# TO BE DONE:
Restate the records in their entirety, word for word.

+ + +

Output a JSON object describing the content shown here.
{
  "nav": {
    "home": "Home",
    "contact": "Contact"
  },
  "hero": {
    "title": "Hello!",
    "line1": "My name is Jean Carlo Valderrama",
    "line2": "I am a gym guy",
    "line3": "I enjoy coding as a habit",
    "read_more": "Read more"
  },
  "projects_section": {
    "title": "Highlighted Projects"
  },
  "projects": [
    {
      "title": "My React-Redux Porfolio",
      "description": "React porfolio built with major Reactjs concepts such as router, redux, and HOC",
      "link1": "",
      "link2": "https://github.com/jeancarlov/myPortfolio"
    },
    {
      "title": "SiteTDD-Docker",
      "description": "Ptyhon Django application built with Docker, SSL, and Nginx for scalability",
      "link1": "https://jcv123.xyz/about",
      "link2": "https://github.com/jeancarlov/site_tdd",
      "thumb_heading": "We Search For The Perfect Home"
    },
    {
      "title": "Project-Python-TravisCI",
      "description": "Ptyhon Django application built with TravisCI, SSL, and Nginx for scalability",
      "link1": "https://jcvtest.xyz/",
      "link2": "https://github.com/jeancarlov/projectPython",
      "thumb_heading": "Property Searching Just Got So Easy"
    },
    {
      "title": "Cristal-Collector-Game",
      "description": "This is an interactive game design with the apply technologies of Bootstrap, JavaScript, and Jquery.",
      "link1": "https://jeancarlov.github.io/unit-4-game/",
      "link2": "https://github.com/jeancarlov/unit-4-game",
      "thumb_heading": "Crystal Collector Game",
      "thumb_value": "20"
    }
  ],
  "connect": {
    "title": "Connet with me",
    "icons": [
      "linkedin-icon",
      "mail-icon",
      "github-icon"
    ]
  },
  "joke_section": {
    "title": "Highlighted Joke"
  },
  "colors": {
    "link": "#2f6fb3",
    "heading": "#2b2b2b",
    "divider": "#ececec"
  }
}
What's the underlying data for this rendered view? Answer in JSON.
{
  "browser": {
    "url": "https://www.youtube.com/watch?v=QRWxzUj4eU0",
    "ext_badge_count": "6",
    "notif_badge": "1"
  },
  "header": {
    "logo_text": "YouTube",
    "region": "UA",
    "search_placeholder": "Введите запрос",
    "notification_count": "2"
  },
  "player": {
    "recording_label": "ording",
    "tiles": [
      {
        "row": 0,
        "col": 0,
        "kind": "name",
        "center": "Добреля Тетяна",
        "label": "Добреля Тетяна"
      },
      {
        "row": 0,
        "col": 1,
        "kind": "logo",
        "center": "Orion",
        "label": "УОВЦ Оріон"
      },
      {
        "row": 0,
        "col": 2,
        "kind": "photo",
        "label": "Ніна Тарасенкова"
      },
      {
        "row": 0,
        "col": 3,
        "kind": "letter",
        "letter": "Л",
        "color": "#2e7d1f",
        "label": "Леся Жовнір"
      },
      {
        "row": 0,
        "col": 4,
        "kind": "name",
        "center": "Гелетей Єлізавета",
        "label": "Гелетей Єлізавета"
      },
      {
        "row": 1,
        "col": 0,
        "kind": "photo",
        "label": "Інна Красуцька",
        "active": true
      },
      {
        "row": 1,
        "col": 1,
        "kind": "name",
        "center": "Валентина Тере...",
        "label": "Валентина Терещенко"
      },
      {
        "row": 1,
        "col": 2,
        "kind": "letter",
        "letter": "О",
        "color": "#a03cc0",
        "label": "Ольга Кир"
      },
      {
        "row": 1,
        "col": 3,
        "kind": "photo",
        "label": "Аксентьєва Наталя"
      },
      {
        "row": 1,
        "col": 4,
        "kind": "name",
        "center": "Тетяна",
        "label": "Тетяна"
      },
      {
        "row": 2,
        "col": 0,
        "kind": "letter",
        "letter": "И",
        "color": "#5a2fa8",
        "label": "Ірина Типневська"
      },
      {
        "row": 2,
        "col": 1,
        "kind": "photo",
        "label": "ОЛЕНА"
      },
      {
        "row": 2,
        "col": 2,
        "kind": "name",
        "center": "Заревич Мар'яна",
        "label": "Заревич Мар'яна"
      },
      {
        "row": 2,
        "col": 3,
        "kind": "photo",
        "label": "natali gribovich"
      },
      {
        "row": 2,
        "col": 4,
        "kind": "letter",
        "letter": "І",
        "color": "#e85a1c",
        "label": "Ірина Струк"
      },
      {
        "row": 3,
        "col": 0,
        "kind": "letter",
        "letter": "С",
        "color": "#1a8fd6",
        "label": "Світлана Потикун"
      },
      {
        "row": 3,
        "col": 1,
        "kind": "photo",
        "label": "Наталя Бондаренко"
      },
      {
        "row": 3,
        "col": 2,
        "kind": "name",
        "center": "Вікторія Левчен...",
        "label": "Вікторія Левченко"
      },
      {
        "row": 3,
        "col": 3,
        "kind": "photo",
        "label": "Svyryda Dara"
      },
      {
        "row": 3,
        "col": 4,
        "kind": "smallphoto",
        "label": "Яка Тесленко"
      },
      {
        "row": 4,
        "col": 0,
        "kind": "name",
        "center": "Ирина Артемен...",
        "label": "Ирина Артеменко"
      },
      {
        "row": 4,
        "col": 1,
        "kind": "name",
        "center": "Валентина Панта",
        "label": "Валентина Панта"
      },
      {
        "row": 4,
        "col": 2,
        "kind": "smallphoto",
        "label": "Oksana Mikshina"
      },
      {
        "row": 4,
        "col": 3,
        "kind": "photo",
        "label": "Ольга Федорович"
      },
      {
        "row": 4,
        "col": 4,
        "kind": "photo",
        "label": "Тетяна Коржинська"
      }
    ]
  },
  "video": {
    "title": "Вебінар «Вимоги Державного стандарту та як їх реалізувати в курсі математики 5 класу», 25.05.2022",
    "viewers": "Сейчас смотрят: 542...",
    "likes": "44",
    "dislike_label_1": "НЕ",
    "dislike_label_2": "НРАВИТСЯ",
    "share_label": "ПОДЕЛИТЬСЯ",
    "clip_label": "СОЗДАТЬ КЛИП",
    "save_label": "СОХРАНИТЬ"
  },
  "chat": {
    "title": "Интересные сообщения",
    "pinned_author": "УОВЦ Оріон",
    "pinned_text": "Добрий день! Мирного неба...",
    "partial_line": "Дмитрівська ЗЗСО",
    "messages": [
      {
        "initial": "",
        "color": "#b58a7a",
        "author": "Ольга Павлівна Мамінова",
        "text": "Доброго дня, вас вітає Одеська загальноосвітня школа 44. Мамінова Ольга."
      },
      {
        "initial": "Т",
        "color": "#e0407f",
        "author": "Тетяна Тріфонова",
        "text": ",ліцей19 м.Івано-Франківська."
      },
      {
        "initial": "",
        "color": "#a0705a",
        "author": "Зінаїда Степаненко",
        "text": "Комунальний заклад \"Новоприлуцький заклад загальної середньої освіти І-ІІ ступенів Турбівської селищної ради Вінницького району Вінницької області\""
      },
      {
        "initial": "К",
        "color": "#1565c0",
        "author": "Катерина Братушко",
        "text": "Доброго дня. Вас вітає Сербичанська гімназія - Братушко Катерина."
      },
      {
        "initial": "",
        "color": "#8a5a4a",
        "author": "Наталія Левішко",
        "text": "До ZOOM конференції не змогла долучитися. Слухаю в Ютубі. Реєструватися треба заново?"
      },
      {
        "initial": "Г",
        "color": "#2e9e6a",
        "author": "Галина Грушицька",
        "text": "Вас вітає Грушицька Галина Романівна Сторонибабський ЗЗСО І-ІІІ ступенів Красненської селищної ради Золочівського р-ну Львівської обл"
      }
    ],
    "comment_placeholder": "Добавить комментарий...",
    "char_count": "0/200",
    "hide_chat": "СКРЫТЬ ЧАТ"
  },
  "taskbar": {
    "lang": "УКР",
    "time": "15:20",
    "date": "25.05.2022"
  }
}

+ + +

# ANSWER BELOW:
Output a JSON object describing the content shown here.
{
  "nav": {
    "home": "Home",
    "contact": "Contact"
  },
  "hero": {
    "title": "Hello!",
    "line1": "My name is Jean Carlo Valderrama",
    "line2": "I am a gym guy",
    "line3": "I enjoy coding as a habit",
    "read_more": "Read more"
  },
  "projects_section": {
    "title": "Highlighted Projects"
  },
  "projects": [
    {
      "title": "My React-Redux Porfolio",
      "description": "React porfolio built with major Reactjs concepts such as router, redux, and HOC",
      "link1": "",
      "link2": "https://github.com/jeancarlov/myPortfolio"
    },
    {
      "title": "SiteTDD-Docker",
      "description": "Ptyhon Django application built with Docker, SSL, and Nginx for scalability",
      "link1": "https://jcv123.xyz/about",
      "link2": "https://github.com/jeancarlov/site_tdd",
      "thumb_heading": "We Search For The Perfect Home"
    },
    {
      "title": "Project-Python-TravisCI",
      "description": "Ptyhon Django application built with TravisCI, SSL, and Nginx for scalability",
      "link1": "https://jcvtest.xyz/",
      "link2": "https://github.com/jeancarlov/projectPython",
      "thumb_heading": "Property Searching Just Got So Easy"
    },
    {
      "title": "Cristal-Collector-Game",
      "description": "This is an interactive game design with the apply technologies of Bootstrap, JavaScript, and Jquery.",
      "link1": "https://jeancarlov.github.io/unit-4-game/",
      "link2": "https://github.com/jeancarlov/unit-4-game",
      "thumb_heading": "Crystal Collector Game",
      "thumb_value": "20"
    }
  ],
  "connect": {
    "title": "Connet with me",
    "icons": [
      "linkedin-icon",
      "mail-icon",
      "github-icon"
    ]
  },
  "joke_section": {
    "title": "Highlighted Joke"
  },
  "colors": {
    "link": "#2f6fb3",
    "heading": "#2b2b2b",
    "divider": "#ececec"
  }
}
What's the underlying data for this rendered view? Answer in JSON.
{
  "browser": {
    "url": "https://www.youtube.com/watch?v=QRWxzUj4eU0",
    "ext_badge_count": "6",
    "notif_badge": "1"
  },
  "header": {
    "logo_text": "YouTube",
    "region": "UA",
    "search_placeholder": "Введите запрос",
    "notification_count": "2"
  },
  "player": {
    "recording_label": "ording",
    "tiles": [
      {
        "row": 0,
        "col": 0,
        "kind": "name",
        "center": "Добреля Тетяна",
        "label": "Добреля Тетяна"
      },
      {
        "row": 0,
        "col": 1,
        "kind": "logo",
        "center": "Orion",
        "label": "УОВЦ Оріон"
      },
      {
        "row": 0,
        "col": 2,
        "kind": "photo",
        "label": "Ніна Тарасенкова"
      },
      {
        "row": 0,
        "col": 3,
        "kind": "letter",
        "letter": "Л",
        "color": "#2e7d1f",
        "label": "Леся Жовнір"
      },
      {
        "row": 0,
        "col": 4,
        "kind": "name",
        "center": "Гелетей Єлізавета",
        "label": "Гелетей Єлізавета"
      },
      {
        "row": 1,
        "col": 0,
        "kind": "photo",
        "label": "Інна Красуцька",
        "active": true
      },
      {
        "row": 1,
        "col": 1,
        "kind": "name",
        "center": "Валентина Тере...",
        "label": "Валентина Терещенко"
      },
      {
        "row": 1,
        "col": 2,
        "kind": "letter",
        "letter": "О",
        "color": "#a03cc0",
        "label": "Ольга Кир"
      },
      {
        "row": 1,
        "col": 3,
        "kind": "photo",
        "label": "Аксентьєва Наталя"
      },
      {
        "row": 1,
        "col": 4,
        "kind": "name",
        "center": "Тетяна",
        "label": "Тетяна"
      },
      {
        "row": 2,
        "col": 0,
        "kind": "letter",
        "letter": "И",
        "color": "#5a2fa8",
        "label": "Ірина Типневська"
      },
      {
        "row": 2,
        "col": 1,
        "kind": "photo",
        "label": "ОЛЕНА"
      },
      {
        "row": 2,
        "col": 2,
        "kind": "name",
        "center": "Заревич Мар'яна",
        "label": "Заревич Мар'яна"
      },
      {
        "row": 2,
        "col": 3,
        "kind": "photo",
        "label": "natali gribovich"
      },
      {
        "row": 2,
        "col": 4,
        "kind": "letter",
        "letter": "І",
        "color": "#e85a1c",
        "label": "Ірина Струк"
      },
      {
        "row": 3,
        "col": 0,
        "kind": "letter",
        "letter": "С",
        "color": "#1a8fd6",
        "label": "Світлана Потикун"
      },
      {
        "row": 3,
        "col": 1,
        "kind": "photo",
        "label": "Наталя Бондаренко"
      },
      {
        "row": 3,
        "col": 2,
        "kind": "name",
        "center": "Вікторія Левчен...",
        "label": "Вікторія Левченко"
      },
      {
        "row": 3,
        "col": 3,
        "kind": "photo",
        "label": "Svyryda Dara"
      },
      {
        "row": 3,
        "col": 4,
        "kind": "smallphoto",
        "label": "Яка Тесленко"
      },
      {
        "row": 4,
        "col": 0,
        "kind": "name",
        "center": "Ирина Артемен...",
        "label": "Ирина Артеменко"
      },
      {
        "row": 4,
        "col": 1,
        "kind": "name",
        "center": "Валентина Панта",
        "label": "Валентина Панта"
      },
      {
        "row": 4,
        "col": 2,
        "kind": "smallphoto",
        "label": "Oksana Mikshina"
      },
      {
        "row": 4,
        "col": 3,
        "kind": "photo",
        "label": "Ольга Федорович"
      },
      {
        "row": 4,
        "col": 4,
        "kind": "photo",
        "label": "Тетяна Коржинська"
      }
    ]
  },
  "video": {
    "title": "Вебінар «Вимоги Державного стандарту та як їх реалізувати в курсі математики 5 класу», 25.05.2022",
    "viewers": "Сейчас смотрят: 542...",
    "likes": "44",
    "dislike_label_1": "НЕ",
    "dislike_label_2": "НРАВИТСЯ",
    "share_label": "ПОДЕЛИТЬСЯ",
    "clip_label": "СОЗДАТЬ КЛИП",
    "save_label": "СОХРАНИТЬ"
  },
  "chat": {
    "title": "Интересные сообщения",
    "pinned_author": "УОВЦ Оріон",
    "pinned_text": "Добрий день! Мирного неба...",
    "partial_line": "Дмитрівська ЗЗСО",
    "messages": [
      {
        "initial": "",
        "color": "#b58a7a",
        "author": "Ольга Павлівна Мамінова",
        "text": "Доброго дня, вас вітає Одеська загальноосвітня школа 44. Мамінова Ольга."
      },
      {
        "initial": "Т",
        "color": "#e0407f",
        "author": "Тетяна Тріфонова",
        "text": ",ліцей19 м.Івано-Франківська."
      },
      {
        "initial": "",
        "color": "#a0705a",
        "author": "Зінаїда Степаненко",
        "text": "Комунальний заклад \"Новоприлуцький заклад загальної середньої освіти І-ІІ ступенів Турбівської селищної ради Вінницького району Вінницької області\""
      },
      {
        "initial": "К",
        "color": "#1565c0",
        "author": "Катерина Братушко",
        "text": "Доброго дня. Вас вітає Сербичанська гімназія - Братушко Катерина."
      },
      {
        "initial": "",
        "color": "#8a5a4a",
        "author": "Наталія Левішко",
        "text": "До ZOOM конференції не змогла долучитися. Слухаю в Ютубі. Реєструватися треба заново?"
      },
      {
        "initial": "Г",
        "color": "#2e9e6a",
        "author": "Галина Грушицька",
        "text": "Вас вітає Грушицька Галина Романівна Сторонибабський ЗЗСО І-ІІІ ступенів Красненської селищної ради Золочівського р-ну Львівської обл"
      }
    ],
    "comment_placeholder": "Добавить комментарий...",
    "char_count": "0/200",
    "hide_chat": "СКРЫТЬ ЧАТ"
  },
  "taskbar": {
    "lang": "УКР",
    "time": "15:20",
    "date": "25.05.2022"
  }
}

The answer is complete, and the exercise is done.